■ SELECTED EXTRACT:
What do geography majors work on in school?

Your coursework in college will likely be a mix of basic physical geography and Earth system science (including hydrology, oceanography, climate systems, and meteorology, among other possibilities) and cultural geography, including studying political systems, environmental issues, and social constructs around the world. You’ll also study specific methodology for qualifying and quantifying your findings, including cartography, statistical methods, and Geographic Information Systems, or GIS. Hands-on fieldwork in addition to classroom studies will be an important part of your work.

Because jobs in this field are increasingly becoming interdisciplinary, it helps if you’re able to pinpoint what path you’d like to take early on during your college years so you can then take supplemental classes—perhaps taking real estate or economics courses, for example.

So where can you expect a geography major to take you?

Students with geography degrees have plenty of career paths to choose from.

Naturally, you can opt to go for the namesake job and become a geographer in a variety of capacities, either for federal government (where the majority of jobs fall), state governments, engineering firms, or in academia doing research; you’ll likely need a degree beyond the bachelor’s to nab a job in the latter category, either in geography or in Geographic Information Systems, or GIS (certification, while not required, can also show you’re well versed in GIS).

Other related careers that a geography undergrad major can lead to include:

• Cartographer (mapmaking)

• Demographer (studying human populations)

• Geopolitical analyst

• Surveyor

• Housing development manager

• Emergency management supervisor

• Environmental consultant

• Urban planner

• Real estate appraiser or broker

• High school or college geography instructor

• Soil or water conservationist

A geography degree can put you on the paycheck map.

As there are various paths you can take with this major under your belt, there’s no one salary range to note. But respectably paid careers can be had: Straight-up geographers earned a median annual salary of nearly $75,000 in 2016, while surveyors and cartographers hover around the $60,000 mark (both jobs also forecast a faster-than-average job outlook between 2016 and 2026).

You can help a business boost its bottom line.

■ TASK SET:
[1] In the passage on geography majors, where do most jobs for geographers fall?
[2] Carry on the passage on geography majors from its last sentence, adding a paragraph or two in the same style.
The material after this point isn't needed.

■ DATA PROVIDED:

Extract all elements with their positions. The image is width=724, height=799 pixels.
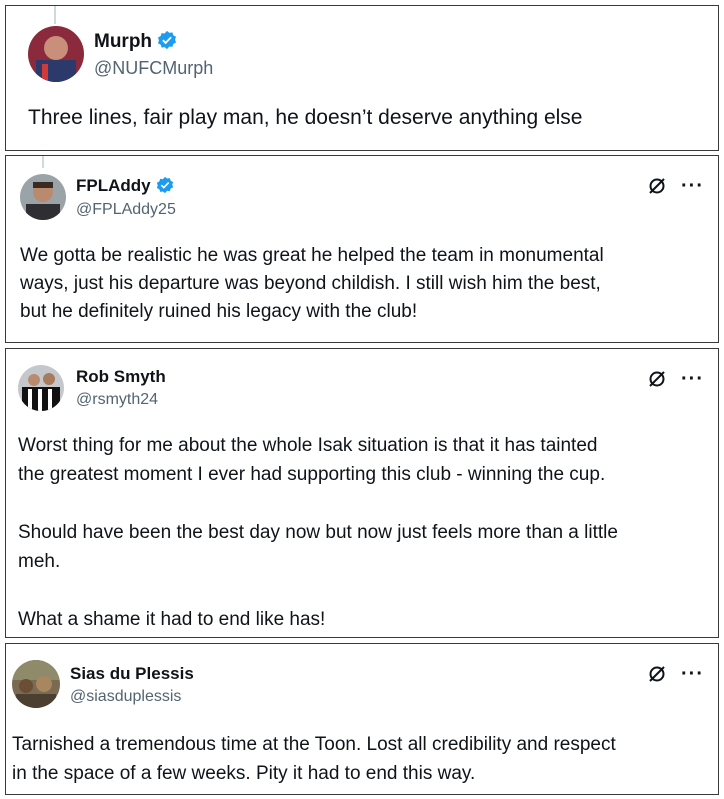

■ ANSWERS IN ORDER:
[1] With the federal government.

[2]
By specializing in the economics of geography, you can help find ideal sites for a particular company, brainstorm on what parts of the country or world a certain product or service will sell best, or even figure out the most efficient way to deliver a product or service. Your knowledge of a region’s demographics, consumer habits, and local fuel costs, for instance, can help catapult you into a valued position with a company seeking out market share in today’s competitive business environment.

By studying the past, you can guarantee a better future.

Checking out the evolution of a landscape or people in a particular region can lend insight into what changes those landscapes have undergone over the years, and what benefits or disadvantages those changes wrought. By studying and sussing out patterns, you can help predict the future ways people will interact with the land they live on and determine how to fend off or mitigate such issues as overpopulation and climate change. Your work may also help better allocate how the world’s precious natural resources are allotted and used—an area of growing concern.

You may choose to indulge your sense of adventure.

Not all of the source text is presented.